--- start RECORDS PROVIDED ---

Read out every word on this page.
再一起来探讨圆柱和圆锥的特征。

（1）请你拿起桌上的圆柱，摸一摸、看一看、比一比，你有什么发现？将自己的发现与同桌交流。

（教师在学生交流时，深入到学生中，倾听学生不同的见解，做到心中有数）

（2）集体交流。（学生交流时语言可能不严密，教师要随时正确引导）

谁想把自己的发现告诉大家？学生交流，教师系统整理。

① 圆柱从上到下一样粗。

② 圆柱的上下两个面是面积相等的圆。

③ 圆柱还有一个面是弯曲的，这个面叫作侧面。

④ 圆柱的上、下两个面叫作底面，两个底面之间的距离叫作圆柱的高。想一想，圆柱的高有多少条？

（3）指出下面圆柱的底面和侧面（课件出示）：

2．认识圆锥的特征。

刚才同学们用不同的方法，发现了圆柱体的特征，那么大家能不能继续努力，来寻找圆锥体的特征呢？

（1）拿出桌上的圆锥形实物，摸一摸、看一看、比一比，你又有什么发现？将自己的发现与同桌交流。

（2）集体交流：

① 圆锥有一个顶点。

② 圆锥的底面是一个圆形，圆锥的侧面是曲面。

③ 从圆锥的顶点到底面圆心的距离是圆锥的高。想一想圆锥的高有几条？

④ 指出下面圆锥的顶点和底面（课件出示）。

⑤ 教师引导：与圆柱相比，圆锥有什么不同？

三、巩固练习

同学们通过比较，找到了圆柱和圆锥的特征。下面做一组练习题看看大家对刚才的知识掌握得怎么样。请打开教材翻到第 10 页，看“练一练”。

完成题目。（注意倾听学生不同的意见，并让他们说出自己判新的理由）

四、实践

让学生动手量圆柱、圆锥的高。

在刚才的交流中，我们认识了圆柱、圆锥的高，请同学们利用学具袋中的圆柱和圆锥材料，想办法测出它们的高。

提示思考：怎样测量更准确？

--- end RECORDS PROVIDED ---

Set down the listing above in full, please, exactly as it appears.

Read out every word on this page.
再一起来探讨圆柱和圆锥的特征。

（1）请你拿起桌上的圆柱，摸一摸、看一看、比一比，你有什么发现？将自己的发现与同桌交流。

（教师在学生交流时，深入到学生中，倾听学生不同的见解，做到心中有数）

（2）集体交流。（学生交流时语言可能不严密，教师要随时正确引导）

谁想把自己的发现告诉大家？学生交流，教师系统整理。

① 圆柱从上到下一样粗。

② 圆柱的上下两个面是面积相等的圆。

③ 圆柱还有一个面是弯曲的，这个面叫作侧面。

④ 圆柱的上、下两个面叫作底面，两个底面之间的距离叫作圆柱的高。想一想，圆柱的高有多少条？

（3）指出下面圆柱的底面和侧面（课件出示）：

2．认识圆锥的特征。

刚才同学们用不同的方法，发现了圆柱体的特征，那么大家能不能继续努力，来寻找圆锥体的特征呢？

（1）拿出桌上的圆锥形实物，摸一摸、看一看、比一比，你又有什么发现？将自己的发现与同桌交流。

（2）集体交流：

① 圆锥有一个顶点。

② 圆锥的底面是一个圆形，圆锥的侧面是曲面。

③ 从圆锥的顶点到底面圆心的距离是圆锥的高。想一想圆锥的高有几条？

④ 指出下面圆锥的顶点和底面（课件出示）。

⑤ 教师引导：与圆柱相比，圆锥有什么不同？

三、巩固练习

同学们通过比较，找到了圆柱和圆锥的特征。下面做一组练习题看看大家对刚才的知识掌握得怎么样。请打开教材翻到第 10 页，看“练一练”。

完成题目。（注意倾听学生不同的意见，并让他们说出自己判新的理由）

四、实践

让学生动手量圆柱、圆锥的高。

在刚才的交流中，我们认识了圆柱、圆锥的高，请同学们利用学具袋中的圆柱和圆锥材料，想办法测出它们的高。

提示思考：怎样测量更准确？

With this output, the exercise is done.